- [Exercise instructions] Omit every picture and return the rest of the data unaltered.

- [Material supplied]
--------------------------------

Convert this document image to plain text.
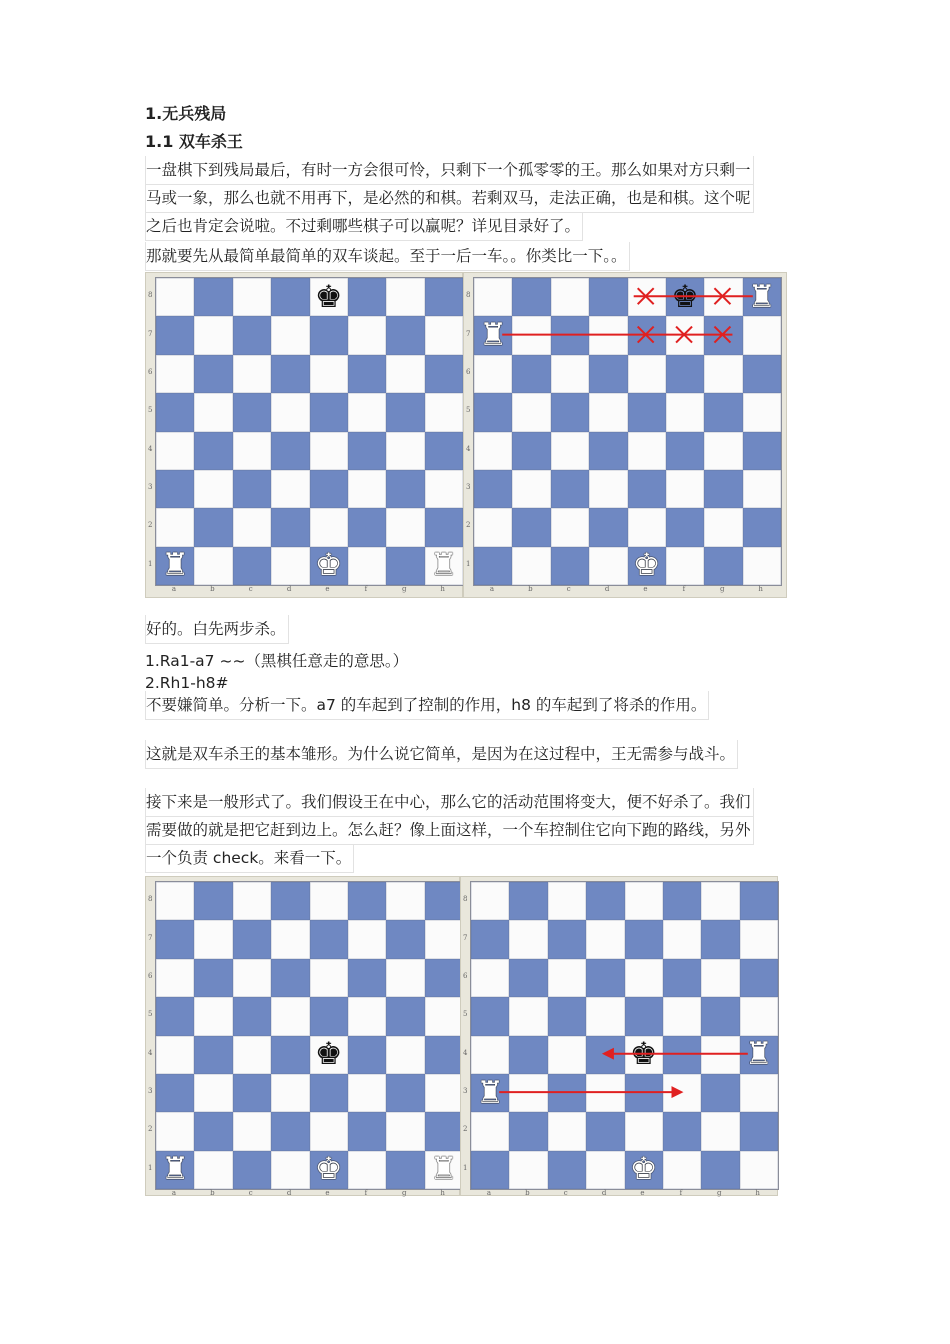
1.无兵残局
1.1 双车杀王
一盘棋下到残局最后，有时一方会很可怜，只剩下一个孤零零的王。那么如果对方只剩一
马或一象，那么也就不用再下，是必然的和棋。若剩双马，走法正确，也是和棋。这个呢
之后也肯定会说啦。不过剩哪些棋子可以赢呢？详见目录好了。
那就要先从最简单最简单的双车谈起。至于一后一车。。你类比一下。。
♚
♜	♚	♜
8
7
6
5
4
3
2
1
a	b	c	d	e	f	g	h
♚ ♜
♜
♚
8
7
6
5
4
3
2
1
a	b	c	d	e	f	g	h
好的。白先两步杀。
1.Ra1-a7 ~~（黑棋任意走的意思。）
2.Rh1-h8#
不要嫌简单。分析一下。a7 的车起到了控制的作用，h8 的车起到了将杀的作用。
这就是双车杀王的基本雏形。为什么说它简单，是因为在这过程中，王无需参与战斗。
接下来是一般形式了。我们假设王在中心，那么它的活动范围将变大，便不好杀了。我们
需要做的就是把它赶到边上。怎么赶？像上面这样，一个车控制住它向下跑的路线，另外
一个负责 check。来看一下。
♚
♜	♚	♜
8
7
6
5
4
3
2
1
a	b	c	d	e	f	g	h
♚	♜
♜
♚
8
7
6
5
4
3
2
1
a	b	c	d	e	f	g	h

--------------------------------

- [Final result]
Convert this document image to plain text.
1.无兵残局
1.1 双车杀王
一盘棋下到残局最后，有时一方会很可怜，只剩下一个孤零零的王。那么如果对方只剩一
马或一象，那么也就不用再下，是必然的和棋。若剩双马，走法正确，也是和棋。这个呢
之后也肯定会说啦。不过剩哪些棋子可以赢呢？详见目录好了。
那就要先从最简单最简单的双车谈起。至于一后一车。。你类比一下。。
♚
♜	♚	♜
8
7
6
5
4
3
2
1
a	b	c	d	e	f	g	h
♚ ♜
♜
♚
8
7
6
5
4
3
2
1
a	b	c	d	e	f	g	h
好的。白先两步杀。
1.Ra1-a7 ~~（黑棋任意走的意思。）
2.Rh1-h8#
不要嫌简单。分析一下。a7 的车起到了控制的作用，h8 的车起到了将杀的作用。
这就是双车杀王的基本雏形。为什么说它简单，是因为在这过程中，王无需参与战斗。
接下来是一般形式了。我们假设王在中心，那么它的活动范围将变大，便不好杀了。我们
需要做的就是把它赶到边上。怎么赶？像上面这样，一个车控制住它向下跑的路线，另外
一个负责 check。来看一下。
♚
♜	♚	♜
8
7
6
5
4
3
2
1
a	b	c	d	e	f	g	h
♚	♜
♜
♚
8
7
6
5
4
3
2
1
a	b	c	d	e	f	g	h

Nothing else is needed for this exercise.